TEKS SUMBER:
- - -
Tuesday 4 December 2018

Dasar Sistem Proteksi – Part I


Foreword
Pada dasarnya, hampir semua jenis failure mode  dapat dikendalikan dengaan tujuan membatasi kerusakan dan juga meningkatkan keandalan sebuah peralatan, baik itu peralaatan mekanik maupun elektrik melalui pengoptimalan desain peralatan. Namun, tentu saja hal ini memiliki keterbatasan dikarenakan gangguan dapat bersifat sangat ekstrim sehingga pengoptimalan sisi desain (untuk sistem elektrik dapat berupa desain sistem isolasi) sulit untuk dilakukan karena secara ekonomis menjadi sangat tidak layak. Solusi praktis dalam mengatasi keterbatasan sisi desain dalam mengatasi segala jenis kemungkinan kondisi gangguan adalah implementasi sistem proteksi; suatu sistem yang berfungsi untuk mendeteksi gangguan dan melakukan aksi.

Tipe Dasar Sistem Proteksi
Berdasarkan aksinya, terdapat dua tipe dasar sistem proteksi yaitu:
1. Reactionary Device
Tipe pertama berfungsi untuk mendeteksi gangguan spesifik di dalam suatu sistem dan melakukan aksi untuk menghilangkan gangguan tersebut. Hal ini berguna untuk menghindari kerusakan yang lebih luas dan parah. Dengan demikian, metode yang sering diaplikasikan adalah mengisolasi sub-sistem yang terganggu sehingga sub-sistem yang masih sehat dapat bekerja sebagaimana mestinya. Kinerjanya secara sederhana ditunjukkan dalam gambar 1.
- - -
DATA YANG DITAMPILKAN:
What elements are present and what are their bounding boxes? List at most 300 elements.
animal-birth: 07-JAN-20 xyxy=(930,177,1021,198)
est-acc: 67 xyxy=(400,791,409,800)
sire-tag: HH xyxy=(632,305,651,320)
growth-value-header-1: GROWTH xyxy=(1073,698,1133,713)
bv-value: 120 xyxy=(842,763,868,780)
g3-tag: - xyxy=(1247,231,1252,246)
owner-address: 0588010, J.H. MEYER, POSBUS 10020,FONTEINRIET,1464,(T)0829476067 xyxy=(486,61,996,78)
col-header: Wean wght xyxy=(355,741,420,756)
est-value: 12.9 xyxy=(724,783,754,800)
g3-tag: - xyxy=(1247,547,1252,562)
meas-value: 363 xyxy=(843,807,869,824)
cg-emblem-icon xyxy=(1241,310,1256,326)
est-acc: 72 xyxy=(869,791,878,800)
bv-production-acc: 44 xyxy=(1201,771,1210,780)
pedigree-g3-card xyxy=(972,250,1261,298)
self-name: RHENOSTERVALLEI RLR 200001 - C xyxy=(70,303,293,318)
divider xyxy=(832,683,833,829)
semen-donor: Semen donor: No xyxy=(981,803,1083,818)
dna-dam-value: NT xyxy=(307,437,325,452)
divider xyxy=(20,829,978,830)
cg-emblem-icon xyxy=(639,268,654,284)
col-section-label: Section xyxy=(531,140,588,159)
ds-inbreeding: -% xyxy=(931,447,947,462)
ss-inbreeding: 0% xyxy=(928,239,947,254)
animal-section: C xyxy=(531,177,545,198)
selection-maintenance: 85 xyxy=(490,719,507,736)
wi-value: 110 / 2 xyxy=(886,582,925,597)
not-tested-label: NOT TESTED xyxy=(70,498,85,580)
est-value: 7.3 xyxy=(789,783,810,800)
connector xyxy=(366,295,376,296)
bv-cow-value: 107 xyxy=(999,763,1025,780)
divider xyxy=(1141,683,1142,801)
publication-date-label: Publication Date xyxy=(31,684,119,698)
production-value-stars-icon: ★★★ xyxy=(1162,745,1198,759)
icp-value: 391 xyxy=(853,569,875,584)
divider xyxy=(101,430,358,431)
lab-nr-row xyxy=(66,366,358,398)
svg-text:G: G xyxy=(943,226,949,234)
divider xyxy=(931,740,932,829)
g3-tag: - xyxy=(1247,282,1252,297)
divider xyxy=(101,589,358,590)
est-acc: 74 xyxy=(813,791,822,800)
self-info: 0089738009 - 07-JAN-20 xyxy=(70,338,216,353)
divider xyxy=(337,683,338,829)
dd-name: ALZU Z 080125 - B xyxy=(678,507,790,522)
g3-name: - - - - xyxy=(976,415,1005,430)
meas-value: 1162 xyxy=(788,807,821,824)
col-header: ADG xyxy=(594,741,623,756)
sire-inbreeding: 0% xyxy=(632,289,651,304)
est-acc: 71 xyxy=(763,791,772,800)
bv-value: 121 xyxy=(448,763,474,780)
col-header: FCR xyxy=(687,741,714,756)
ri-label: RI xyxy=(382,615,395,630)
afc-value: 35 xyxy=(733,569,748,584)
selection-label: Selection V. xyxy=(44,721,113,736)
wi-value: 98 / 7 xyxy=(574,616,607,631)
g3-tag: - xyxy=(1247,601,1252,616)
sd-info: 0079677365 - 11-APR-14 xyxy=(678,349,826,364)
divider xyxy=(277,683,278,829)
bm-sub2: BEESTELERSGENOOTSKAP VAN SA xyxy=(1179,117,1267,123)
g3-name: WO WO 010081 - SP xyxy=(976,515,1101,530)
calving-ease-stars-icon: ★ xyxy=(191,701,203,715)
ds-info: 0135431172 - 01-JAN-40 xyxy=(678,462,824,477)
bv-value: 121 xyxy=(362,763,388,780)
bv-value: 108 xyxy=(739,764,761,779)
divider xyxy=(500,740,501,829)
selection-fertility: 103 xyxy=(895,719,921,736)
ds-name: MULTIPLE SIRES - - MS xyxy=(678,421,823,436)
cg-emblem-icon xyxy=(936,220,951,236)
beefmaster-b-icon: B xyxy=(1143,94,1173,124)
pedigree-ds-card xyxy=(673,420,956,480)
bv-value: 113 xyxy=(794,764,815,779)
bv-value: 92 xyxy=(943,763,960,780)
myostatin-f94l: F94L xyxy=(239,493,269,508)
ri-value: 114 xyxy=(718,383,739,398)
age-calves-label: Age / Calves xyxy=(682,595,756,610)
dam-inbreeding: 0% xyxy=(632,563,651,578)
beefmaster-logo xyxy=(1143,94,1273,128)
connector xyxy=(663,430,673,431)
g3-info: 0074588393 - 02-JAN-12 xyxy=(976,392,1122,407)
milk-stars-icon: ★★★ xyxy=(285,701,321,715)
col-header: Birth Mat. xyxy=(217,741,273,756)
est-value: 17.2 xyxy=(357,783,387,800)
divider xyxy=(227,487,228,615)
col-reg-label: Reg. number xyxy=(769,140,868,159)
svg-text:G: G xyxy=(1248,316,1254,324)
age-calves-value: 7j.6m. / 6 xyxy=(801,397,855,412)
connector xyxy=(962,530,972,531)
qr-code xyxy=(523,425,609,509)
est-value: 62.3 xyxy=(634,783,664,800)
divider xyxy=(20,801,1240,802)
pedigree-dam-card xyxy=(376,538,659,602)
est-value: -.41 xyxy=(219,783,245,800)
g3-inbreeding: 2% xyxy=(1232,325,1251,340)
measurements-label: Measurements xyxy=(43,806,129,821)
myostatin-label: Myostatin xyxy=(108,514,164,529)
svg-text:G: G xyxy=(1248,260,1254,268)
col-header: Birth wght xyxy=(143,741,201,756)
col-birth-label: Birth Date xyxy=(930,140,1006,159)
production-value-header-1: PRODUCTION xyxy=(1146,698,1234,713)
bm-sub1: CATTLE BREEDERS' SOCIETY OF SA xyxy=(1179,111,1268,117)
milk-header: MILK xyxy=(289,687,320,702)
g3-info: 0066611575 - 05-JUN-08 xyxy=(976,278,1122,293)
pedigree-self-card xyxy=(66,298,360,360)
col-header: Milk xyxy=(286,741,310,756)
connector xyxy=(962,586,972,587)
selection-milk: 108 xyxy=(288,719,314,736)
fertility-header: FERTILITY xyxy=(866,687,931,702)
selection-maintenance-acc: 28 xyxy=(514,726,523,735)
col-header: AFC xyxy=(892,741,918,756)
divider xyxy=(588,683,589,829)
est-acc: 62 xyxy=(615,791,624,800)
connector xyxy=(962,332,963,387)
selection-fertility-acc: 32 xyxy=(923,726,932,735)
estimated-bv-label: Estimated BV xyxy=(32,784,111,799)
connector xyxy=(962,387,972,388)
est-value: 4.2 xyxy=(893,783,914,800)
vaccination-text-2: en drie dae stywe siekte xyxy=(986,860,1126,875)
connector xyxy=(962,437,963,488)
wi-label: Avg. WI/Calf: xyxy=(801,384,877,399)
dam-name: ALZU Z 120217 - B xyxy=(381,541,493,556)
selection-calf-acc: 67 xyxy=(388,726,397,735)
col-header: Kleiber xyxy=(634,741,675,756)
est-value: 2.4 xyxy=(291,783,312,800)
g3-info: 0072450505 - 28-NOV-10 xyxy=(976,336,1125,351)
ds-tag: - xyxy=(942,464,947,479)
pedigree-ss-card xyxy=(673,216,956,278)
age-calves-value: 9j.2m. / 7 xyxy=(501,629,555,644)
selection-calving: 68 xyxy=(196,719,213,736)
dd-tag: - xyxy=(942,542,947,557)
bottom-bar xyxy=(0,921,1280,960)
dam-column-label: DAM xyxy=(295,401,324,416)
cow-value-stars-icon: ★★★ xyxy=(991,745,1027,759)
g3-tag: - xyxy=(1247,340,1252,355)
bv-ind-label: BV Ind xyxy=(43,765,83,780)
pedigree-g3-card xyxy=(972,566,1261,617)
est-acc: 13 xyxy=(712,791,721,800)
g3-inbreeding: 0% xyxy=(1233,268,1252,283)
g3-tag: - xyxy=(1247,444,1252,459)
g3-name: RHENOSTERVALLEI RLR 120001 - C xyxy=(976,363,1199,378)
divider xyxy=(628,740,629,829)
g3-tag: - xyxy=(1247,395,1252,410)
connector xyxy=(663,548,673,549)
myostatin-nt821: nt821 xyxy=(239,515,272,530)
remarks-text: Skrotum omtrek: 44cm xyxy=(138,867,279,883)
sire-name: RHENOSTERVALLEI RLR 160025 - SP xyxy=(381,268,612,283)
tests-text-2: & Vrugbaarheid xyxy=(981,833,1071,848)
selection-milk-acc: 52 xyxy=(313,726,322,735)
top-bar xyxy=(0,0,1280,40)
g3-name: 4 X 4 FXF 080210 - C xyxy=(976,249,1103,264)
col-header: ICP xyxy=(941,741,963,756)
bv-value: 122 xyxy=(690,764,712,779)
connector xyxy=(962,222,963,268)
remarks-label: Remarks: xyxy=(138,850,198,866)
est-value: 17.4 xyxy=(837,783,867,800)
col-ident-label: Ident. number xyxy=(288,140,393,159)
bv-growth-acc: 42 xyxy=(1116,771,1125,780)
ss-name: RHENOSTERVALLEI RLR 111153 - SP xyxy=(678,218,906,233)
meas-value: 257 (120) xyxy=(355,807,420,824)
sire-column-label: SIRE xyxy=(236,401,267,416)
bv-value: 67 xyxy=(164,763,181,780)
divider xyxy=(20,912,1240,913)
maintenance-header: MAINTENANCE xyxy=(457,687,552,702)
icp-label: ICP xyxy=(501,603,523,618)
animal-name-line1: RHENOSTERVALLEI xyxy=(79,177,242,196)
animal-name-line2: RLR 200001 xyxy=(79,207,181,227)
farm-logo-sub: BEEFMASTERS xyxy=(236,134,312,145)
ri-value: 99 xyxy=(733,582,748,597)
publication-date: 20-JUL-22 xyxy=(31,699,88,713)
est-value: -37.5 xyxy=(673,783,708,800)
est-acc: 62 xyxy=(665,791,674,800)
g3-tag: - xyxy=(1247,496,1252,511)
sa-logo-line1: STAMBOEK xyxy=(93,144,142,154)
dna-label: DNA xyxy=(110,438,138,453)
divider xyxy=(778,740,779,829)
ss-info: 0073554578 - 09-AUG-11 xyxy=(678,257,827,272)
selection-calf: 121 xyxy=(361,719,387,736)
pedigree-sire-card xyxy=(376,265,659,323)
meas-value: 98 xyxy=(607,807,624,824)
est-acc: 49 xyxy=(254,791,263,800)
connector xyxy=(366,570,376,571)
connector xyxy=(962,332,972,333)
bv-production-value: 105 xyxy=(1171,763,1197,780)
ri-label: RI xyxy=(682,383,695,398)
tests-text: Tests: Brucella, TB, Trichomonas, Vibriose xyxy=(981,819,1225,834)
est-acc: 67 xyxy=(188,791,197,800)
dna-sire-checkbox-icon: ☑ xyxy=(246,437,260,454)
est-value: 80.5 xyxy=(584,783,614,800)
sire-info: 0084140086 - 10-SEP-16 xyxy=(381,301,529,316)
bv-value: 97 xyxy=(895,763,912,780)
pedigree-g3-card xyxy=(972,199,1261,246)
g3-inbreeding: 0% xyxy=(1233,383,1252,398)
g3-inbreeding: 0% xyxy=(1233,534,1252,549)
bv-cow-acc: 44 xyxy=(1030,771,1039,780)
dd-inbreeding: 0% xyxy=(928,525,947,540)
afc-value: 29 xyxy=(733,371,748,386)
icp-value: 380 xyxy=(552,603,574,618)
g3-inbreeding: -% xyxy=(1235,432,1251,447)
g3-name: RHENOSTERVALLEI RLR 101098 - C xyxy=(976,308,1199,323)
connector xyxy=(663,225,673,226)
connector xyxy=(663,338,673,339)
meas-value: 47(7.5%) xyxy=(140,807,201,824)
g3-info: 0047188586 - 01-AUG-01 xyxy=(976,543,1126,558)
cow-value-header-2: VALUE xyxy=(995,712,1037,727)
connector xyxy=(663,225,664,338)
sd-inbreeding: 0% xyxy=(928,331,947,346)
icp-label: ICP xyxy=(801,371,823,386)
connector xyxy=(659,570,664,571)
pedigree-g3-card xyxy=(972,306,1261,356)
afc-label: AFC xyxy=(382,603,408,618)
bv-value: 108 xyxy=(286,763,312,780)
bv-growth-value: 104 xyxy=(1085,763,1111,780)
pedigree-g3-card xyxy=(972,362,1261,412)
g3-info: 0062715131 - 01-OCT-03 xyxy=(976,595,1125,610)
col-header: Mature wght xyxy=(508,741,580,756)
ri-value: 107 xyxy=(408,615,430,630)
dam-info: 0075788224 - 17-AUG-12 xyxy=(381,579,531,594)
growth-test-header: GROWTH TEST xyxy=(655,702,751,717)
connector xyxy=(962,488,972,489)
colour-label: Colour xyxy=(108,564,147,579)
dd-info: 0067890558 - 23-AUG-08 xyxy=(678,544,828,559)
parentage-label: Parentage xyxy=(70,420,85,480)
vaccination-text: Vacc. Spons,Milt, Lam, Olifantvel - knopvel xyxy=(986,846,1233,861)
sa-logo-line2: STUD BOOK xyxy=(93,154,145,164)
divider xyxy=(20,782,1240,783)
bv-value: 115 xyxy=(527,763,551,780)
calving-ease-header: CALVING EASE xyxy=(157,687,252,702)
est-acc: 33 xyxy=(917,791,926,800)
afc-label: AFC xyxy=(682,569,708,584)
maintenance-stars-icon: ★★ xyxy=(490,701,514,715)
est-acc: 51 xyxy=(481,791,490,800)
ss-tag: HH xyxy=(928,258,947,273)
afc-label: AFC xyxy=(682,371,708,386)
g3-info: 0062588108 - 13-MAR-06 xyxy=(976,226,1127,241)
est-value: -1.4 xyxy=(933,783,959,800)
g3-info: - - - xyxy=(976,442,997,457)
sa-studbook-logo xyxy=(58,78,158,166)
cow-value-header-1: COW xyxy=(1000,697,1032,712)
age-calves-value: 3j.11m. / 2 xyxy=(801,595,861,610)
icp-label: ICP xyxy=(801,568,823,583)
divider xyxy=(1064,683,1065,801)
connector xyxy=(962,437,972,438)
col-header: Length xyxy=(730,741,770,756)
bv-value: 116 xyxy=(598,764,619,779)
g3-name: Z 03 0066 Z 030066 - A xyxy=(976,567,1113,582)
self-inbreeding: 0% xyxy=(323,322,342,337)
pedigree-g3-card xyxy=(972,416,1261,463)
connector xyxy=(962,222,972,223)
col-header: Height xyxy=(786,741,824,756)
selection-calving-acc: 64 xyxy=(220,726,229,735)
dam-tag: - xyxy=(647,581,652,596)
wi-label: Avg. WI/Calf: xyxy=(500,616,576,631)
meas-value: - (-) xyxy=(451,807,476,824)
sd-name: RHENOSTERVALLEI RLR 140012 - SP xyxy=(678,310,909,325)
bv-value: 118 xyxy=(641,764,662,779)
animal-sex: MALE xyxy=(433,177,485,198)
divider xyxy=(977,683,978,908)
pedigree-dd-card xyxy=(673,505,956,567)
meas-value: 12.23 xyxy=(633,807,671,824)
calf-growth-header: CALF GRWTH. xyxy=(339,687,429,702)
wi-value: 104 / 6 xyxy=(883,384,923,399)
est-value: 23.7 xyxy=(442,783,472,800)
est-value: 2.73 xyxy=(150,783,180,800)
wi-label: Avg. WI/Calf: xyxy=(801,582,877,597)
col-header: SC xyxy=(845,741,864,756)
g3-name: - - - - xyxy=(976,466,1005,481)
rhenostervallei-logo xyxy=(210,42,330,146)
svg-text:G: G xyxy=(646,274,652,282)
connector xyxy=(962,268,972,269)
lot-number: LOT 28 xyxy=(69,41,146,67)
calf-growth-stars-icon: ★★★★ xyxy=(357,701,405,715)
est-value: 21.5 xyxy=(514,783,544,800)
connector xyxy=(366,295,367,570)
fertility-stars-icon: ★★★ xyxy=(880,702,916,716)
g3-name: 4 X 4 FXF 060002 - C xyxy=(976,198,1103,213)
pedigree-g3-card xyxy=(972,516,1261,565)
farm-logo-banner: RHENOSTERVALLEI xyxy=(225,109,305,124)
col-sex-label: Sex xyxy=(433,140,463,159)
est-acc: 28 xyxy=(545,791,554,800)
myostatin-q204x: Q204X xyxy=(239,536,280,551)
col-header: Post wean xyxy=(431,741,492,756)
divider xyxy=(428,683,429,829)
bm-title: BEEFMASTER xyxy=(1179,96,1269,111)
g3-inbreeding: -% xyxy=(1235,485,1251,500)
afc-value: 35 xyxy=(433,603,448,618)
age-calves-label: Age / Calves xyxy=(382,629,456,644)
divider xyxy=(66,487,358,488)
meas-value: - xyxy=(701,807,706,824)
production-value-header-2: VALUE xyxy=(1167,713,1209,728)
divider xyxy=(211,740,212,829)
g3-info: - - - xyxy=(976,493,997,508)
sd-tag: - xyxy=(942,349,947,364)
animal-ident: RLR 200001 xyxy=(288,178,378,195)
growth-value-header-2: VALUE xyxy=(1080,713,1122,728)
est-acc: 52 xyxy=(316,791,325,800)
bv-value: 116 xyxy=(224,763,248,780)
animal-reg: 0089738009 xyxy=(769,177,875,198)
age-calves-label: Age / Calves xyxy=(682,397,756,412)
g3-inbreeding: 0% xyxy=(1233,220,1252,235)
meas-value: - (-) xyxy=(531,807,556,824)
- - -
DAFTAR TUGAS:
1. Tuliskan kembali dengan tepat bagian teks tentang dasar sistem proteksi, mulai dari "Tuesday 4 December" sampai dengan "dan melakukan aksi.".
2. Teruskan teks tentang dasar sistem proteksi, dimulai sesudah kalimat terakhir yang tercantum.
Data tersebut berasal dari sumber yang berbeda dengan teks.

JAWABAN TIAP TUGAS:
1.
Tuesday 4 December 2018

Dasar Sistem Proteksi – Part I


Foreword
Pada dasarnya, hampir semua jenis failure mode  dapat dikendalikan dengaan tujuan membatasi kerusakan dan juga meningkatkan keandalan sebuah peralatan, baik itu peralaatan mekanik maupun elektrik melalui pengoptimalan desain peralatan. Namun, tentu saja hal ini memiliki keterbatasan dikarenakan gangguan dapat bersifat sangat ekstrim sehingga pengoptimalan sisi desain (untuk sistem elektrik dapat berupa desain sistem isolasi) sulit untuk dilakukan karena secara ekonomis menjadi sangat tidak layak. Solusi praktis dalam mengatasi keterbatasan sisi desain dalam mengatasi segala jenis kemungkinan kondisi gangguan adalah implementasi sistem proteksi; suatu sistem yang berfungsi untuk mendeteksi gangguan dan melakukan aksi.

2.
Gambar 1. Diagram Kerja Reactionary Device

Suatu sistem dikatakan dalam kondisi normal (normal state) apabila setiap peralatan bekerja dalam batasan desain operasinya. Jika terjadi suatu gangguan (misalkan short circuit), maka sistem dikatakan berada dalam kondisi tidak normal (abnormal state). Abnormal state mengindikasikan efek yang lebih buruk apabila gangguan yang terjadi tidak segera diatasi.

Dalam kenyataannya, abnormal state dapat berupa kondisi transien yang akan hilang dengan sendirinya; namun jika abnormal state bersifat non-transien, maka harus dilakukan suatu langkah aksi (action state), melepas sub-sistem yang terganggu dari sistem utama.

Setelah sub-sistem yang terganggu dipisahkan, maka masuk ke dalam kondisi outage state. Dikarenkan kondisi tersebut bukanlah kondisi ideal, maka harus dilakukan manuver seperti melakukan inspeksi terhadap sistem yang terganggu, intervensi dari sub-sistem lain atau beberapa langkah lanjutan. Kondisi ini disebut sebagai restortive state yang berfungsi mengembalikan kondisi sistem seperti semula, yaitu kondisi normal state.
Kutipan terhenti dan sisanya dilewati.